**GIVEN PROBLEM:**
Narrow the data below down to the lines containing "Just".

**Dataset items:**
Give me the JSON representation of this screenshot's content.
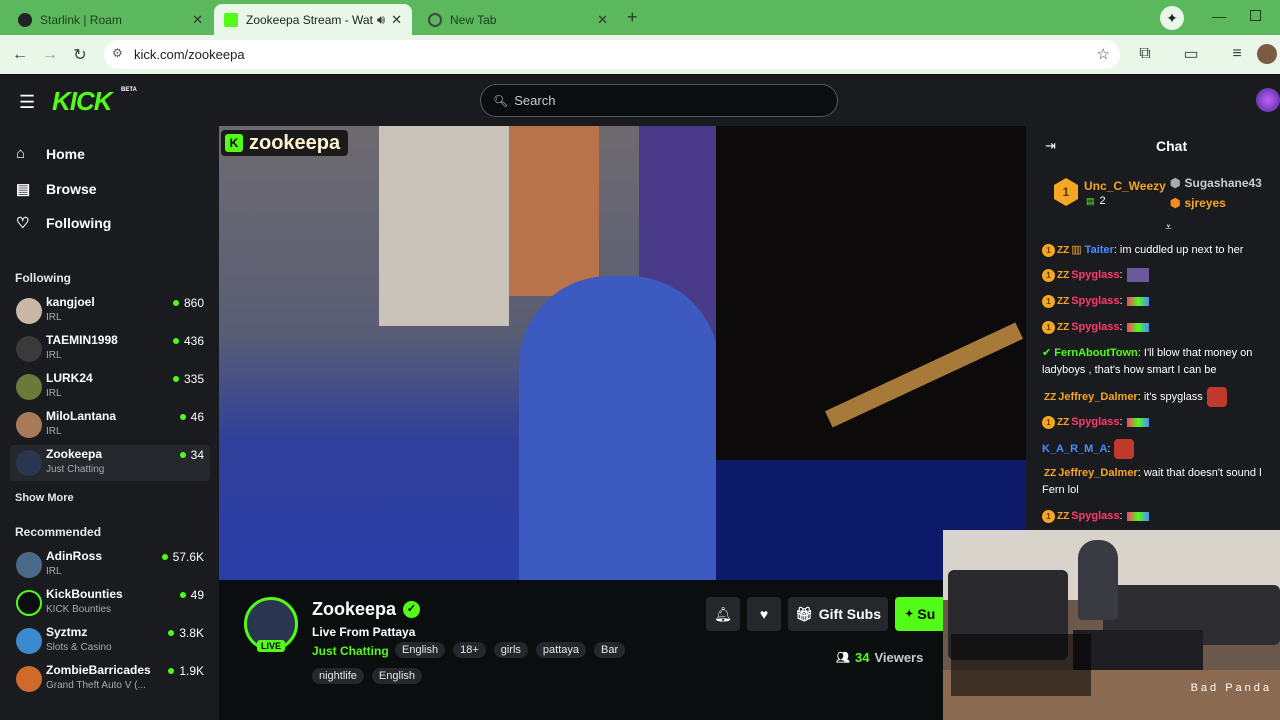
{
  "browser": {
    "tabs": [
      {
        "title": "Starlink | Roam"
      },
      {
        "title": "Zookeepa Stream - Watch l"
      },
      {
        "title": "New Tab"
      }
    ],
    "new_tab": "+",
    "url": "kick.com/zookeepa"
  },
  "kick": {
    "logo": "KICK",
    "beta": "BETA",
    "search_placeholder": "Search",
    "nav": {
      "home": "Home",
      "browse": "Browse",
      "following": "Following"
    },
    "following_heading": "Following",
    "following": [
      {
        "name": "kangjoel",
        "category": "IRL",
        "viewers": "860"
      },
      {
        "name": "TAEMIN1998",
        "category": "IRL",
        "viewers": "436"
      },
      {
        "name": "LURK24",
        "category": "IRL",
        "viewers": "335"
      },
      {
        "name": "MiloLantana",
        "category": "IRL",
        "viewers": "46"
      },
      {
        "name": "Zookeepa",
        "category": "Just Chatting",
        "viewers": "34"
      }
    ],
    "show_more": "Show More",
    "recommended_heading": "Recommended",
    "recommended": [
      {
        "name": "AdinRoss",
        "category": "IRL",
        "viewers": "57.6K"
      },
      {
        "name": "KickBounties",
        "category": "KICK Bounties",
        "viewers": "49"
      },
      {
        "name": "Syztmz",
        "category": "Slots & Casino",
        "viewers": "3.8K"
      },
      {
        "name": "ZombieBarricades",
        "category": "Grand Theft Auto V (...",
        "viewers": "1.9K"
      }
    ]
  },
  "stream": {
    "overlay_name": "zookeepa",
    "channel": "Zookeepa",
    "title": "Live From Pattaya",
    "category": "Just Chatting",
    "live": "LIVE",
    "tags_row1": [
      "English",
      "18+",
      "girls",
      "pattaya",
      "Bar"
    ],
    "tags_row2": [
      "nightlife",
      "English"
    ],
    "gift_subs": "Gift Subs",
    "subscribe": "Su",
    "viewers": "34",
    "viewers_label": "Viewers"
  },
  "chat": {
    "title": "Chat",
    "leaderboard": [
      {
        "rank": "1",
        "name": "Unc_C_Weezy",
        "count": "2"
      },
      {
        "name": "Sugashane43"
      },
      {
        "name": "sjreyes"
      }
    ],
    "messages": [
      {
        "user": "Taiter",
        "color": "#4a8cff",
        "text": ": im cuddled up next to her"
      },
      {
        "user": "Spyglass",
        "color": "#ff3b6b",
        "text": ":"
      },
      {
        "user": "Spyglass",
        "color": "#ff3b6b",
        "text": ":"
      },
      {
        "user": "Spyglass",
        "color": "#ff3b6b",
        "text": ":"
      },
      {
        "user": "FernAboutTown",
        "color": "#53fc18",
        "text": ": I'll blow that money on ladyboys , that's how smart I can be"
      },
      {
        "user": "Jeffrey_Dalmer",
        "color": "#f5a623",
        "text": ": it's spyglass"
      },
      {
        "user": "Spyglass",
        "color": "#ff3b6b",
        "text": ":"
      },
      {
        "user": "K_A_R_M_A",
        "color": "#4a8cff",
        "text": ":"
      },
      {
        "user": "Jeffrey_Dalmer",
        "color": "#f5a623",
        "text": ": wait that doesn't sound l Fern lol"
      },
      {
        "user": "Spyglass",
        "color": "#ff3b6b",
        "text": ":"
      }
    ]
  },
  "pip": {
    "watermark": "Bad Panda"
  }
}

**COMPLETE RESPONSE:**
        "category": "Just Chatting",
    "category": "Just Chatting",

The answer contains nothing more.